- Request
Write out the records below word for word, please.

- Material for this exercise
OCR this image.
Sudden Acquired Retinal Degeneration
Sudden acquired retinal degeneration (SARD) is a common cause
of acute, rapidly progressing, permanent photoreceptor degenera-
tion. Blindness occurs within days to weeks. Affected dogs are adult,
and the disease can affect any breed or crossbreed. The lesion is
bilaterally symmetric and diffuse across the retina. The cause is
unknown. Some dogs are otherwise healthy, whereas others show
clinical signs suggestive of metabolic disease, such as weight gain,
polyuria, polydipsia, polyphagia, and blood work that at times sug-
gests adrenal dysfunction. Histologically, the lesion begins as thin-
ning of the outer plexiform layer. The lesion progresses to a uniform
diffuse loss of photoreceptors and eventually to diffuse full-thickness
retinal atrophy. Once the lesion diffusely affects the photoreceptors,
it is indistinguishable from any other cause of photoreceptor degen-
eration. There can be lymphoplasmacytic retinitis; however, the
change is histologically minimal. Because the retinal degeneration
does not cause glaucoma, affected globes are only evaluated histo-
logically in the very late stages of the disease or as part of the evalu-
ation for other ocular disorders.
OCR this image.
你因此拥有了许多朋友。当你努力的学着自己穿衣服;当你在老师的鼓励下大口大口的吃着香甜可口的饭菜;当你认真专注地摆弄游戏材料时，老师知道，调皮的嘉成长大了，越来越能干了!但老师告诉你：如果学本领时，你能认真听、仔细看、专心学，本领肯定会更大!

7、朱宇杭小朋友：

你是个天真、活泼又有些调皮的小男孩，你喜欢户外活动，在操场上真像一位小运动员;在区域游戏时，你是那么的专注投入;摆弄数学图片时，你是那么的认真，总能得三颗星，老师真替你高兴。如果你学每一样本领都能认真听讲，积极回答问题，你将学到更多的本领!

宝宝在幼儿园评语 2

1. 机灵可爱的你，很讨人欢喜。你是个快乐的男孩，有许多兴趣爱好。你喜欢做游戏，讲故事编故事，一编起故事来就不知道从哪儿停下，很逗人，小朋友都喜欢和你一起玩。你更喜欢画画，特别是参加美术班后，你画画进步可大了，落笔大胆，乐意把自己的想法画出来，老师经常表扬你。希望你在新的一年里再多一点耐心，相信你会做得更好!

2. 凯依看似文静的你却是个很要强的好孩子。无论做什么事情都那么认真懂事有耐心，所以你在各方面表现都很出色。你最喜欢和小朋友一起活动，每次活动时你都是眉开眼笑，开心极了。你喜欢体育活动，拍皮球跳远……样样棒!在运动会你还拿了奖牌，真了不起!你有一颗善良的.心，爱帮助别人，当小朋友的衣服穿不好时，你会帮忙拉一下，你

- Solution below
OCR this image.
Sudden Acquired Retinal Degeneration
Sudden acquired retinal degeneration (SARD) is a common cause
of acute, rapidly progressing, permanent photoreceptor degenera-
tion. Blindness occurs within days to weeks. Affected dogs are adult,
and the disease can affect any breed or crossbreed. The lesion is
bilaterally symmetric and diffuse across the retina. The cause is
unknown. Some dogs are otherwise healthy, whereas others show
clinical signs suggestive of metabolic disease, such as weight gain,
polyuria, polydipsia, polyphagia, and blood work that at times sug-
gests adrenal dysfunction. Histologically, the lesion begins as thin-
ning of the outer plexiform layer. The lesion progresses to a uniform
diffuse loss of photoreceptors and eventually to diffuse full-thickness
retinal atrophy. Once the lesion diffusely affects the photoreceptors,
it is indistinguishable from any other cause of photoreceptor degen-
eration. There can be lymphoplasmacytic retinitis; however, the
change is histologically minimal. Because the retinal degeneration
does not cause glaucoma, affected globes are only evaluated histo-
logically in the very late stages of the disease or as part of the evalu-
ation for other ocular disorders.
OCR this image.
你因此拥有了许多朋友。当你努力的学着自己穿衣服;当你在老师的鼓励下大口大口的吃着香甜可口的饭菜;当你认真专注地摆弄游戏材料时，老师知道，调皮的嘉成长大了，越来越能干了!但老师告诉你：如果学本领时，你能认真听、仔细看、专心学，本领肯定会更大!

7、朱宇杭小朋友：

你是个天真、活泼又有些调皮的小男孩，你喜欢户外活动，在操场上真像一位小运动员;在区域游戏时，你是那么的专注投入;摆弄数学图片时，你是那么的认真，总能得三颗星，老师真替你高兴。如果你学每一样本领都能认真听讲，积极回答问题，你将学到更多的本领!

宝宝在幼儿园评语 2

1. 机灵可爱的你，很讨人欢喜。你是个快乐的男孩，有许多兴趣爱好。你喜欢做游戏，讲故事编故事，一编起故事来就不知道从哪儿停下，很逗人，小朋友都喜欢和你一起玩。你更喜欢画画，特别是参加美术班后，你画画进步可大了，落笔大胆，乐意把自己的想法画出来，老师经常表扬你。希望你在新的一年里再多一点耐心，相信你会做得更好!

2. 凯依看似文静的你却是个很要强的好孩子。无论做什么事情都那么认真懂事有耐心，所以你在各方面表现都很出色。你最喜欢和小朋友一起活动，每次活动时你都是眉开眼笑，开心极了。你喜欢体育活动，拍皮球跳远……样样棒!在运动会你还拿了奖牌，真了不起!你有一颗善良的.心，爱帮助别人，当小朋友的衣服穿不好时，你会帮忙拉一下，你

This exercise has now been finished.